## Instructions for the task
Where a line of the material contains the string "JSON", copy that line.

---------- Given entries

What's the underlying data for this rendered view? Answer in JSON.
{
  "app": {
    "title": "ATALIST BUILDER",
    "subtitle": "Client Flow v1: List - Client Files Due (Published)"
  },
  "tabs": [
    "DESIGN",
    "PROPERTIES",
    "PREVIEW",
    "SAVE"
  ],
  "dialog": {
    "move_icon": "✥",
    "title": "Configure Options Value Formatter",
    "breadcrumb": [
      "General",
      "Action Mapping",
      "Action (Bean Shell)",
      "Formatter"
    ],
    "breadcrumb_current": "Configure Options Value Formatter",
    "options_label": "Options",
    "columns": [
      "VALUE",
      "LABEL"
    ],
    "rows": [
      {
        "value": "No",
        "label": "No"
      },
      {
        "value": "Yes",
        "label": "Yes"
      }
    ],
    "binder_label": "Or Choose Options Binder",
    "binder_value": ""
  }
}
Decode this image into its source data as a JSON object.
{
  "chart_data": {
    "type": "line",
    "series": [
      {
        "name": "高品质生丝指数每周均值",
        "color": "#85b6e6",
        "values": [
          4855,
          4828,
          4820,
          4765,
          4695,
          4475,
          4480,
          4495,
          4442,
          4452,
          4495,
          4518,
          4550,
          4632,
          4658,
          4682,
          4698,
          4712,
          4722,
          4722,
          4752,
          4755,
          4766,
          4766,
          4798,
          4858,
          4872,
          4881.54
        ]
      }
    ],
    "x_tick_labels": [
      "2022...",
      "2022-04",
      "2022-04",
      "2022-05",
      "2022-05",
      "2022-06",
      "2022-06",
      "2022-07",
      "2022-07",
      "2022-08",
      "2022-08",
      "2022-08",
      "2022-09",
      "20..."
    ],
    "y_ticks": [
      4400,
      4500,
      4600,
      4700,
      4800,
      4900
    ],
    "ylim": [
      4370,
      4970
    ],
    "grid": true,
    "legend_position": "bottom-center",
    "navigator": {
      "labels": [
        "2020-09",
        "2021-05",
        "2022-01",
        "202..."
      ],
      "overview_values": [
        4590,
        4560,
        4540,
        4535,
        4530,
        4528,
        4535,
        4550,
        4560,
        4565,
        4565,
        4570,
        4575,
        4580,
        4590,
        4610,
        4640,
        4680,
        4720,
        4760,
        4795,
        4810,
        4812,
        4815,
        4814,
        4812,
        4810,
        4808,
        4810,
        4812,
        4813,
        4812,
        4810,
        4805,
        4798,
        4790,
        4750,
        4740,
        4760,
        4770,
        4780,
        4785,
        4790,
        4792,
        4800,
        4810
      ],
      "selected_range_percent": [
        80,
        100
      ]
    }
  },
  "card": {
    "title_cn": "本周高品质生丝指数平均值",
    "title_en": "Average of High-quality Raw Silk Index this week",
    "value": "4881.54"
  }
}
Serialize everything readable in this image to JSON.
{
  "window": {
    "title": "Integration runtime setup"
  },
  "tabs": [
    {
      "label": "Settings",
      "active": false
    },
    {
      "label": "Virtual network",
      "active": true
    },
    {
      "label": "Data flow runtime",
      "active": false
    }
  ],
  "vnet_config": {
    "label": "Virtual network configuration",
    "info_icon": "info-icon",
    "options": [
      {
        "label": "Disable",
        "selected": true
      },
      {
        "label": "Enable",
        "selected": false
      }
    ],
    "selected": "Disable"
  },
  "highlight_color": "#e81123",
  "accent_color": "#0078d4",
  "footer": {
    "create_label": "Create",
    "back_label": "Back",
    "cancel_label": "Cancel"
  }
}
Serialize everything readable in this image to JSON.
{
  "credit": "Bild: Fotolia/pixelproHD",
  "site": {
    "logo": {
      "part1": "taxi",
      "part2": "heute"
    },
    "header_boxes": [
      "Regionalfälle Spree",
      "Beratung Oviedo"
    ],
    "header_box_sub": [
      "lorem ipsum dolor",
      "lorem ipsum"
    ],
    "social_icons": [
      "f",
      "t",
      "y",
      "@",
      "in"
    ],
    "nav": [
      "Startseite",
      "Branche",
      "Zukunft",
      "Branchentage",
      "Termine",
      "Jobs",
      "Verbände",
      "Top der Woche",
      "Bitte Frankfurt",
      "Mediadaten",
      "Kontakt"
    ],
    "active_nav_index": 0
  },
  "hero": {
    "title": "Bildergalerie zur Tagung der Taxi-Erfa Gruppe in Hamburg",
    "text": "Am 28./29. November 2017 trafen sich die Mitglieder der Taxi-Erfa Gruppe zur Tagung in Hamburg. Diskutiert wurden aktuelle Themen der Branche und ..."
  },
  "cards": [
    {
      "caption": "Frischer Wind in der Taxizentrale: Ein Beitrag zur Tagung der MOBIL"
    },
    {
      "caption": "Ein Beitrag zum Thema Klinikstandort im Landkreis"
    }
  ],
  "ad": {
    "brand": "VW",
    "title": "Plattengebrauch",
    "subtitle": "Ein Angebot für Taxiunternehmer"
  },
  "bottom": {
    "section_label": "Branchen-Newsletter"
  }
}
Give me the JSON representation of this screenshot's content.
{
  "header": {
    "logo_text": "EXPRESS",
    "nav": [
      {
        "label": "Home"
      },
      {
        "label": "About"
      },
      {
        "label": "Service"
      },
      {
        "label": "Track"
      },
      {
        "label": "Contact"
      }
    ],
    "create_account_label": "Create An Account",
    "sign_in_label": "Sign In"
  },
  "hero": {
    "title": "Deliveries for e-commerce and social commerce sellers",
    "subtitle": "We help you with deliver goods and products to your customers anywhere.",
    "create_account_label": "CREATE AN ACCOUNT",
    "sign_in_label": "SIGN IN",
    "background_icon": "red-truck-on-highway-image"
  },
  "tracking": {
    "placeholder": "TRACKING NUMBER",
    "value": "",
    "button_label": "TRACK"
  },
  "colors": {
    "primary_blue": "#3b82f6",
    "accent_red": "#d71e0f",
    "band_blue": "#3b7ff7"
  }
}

--------------------

## Output of the exercise
What's the underlying data for this rendered view? Answer in JSON.
Decode this image into its source data as a JSON object.
Serialize everything readable in this image to JSON.
Serialize everything readable in this image to JSON.
Give me the JSON representation of this screenshot's content.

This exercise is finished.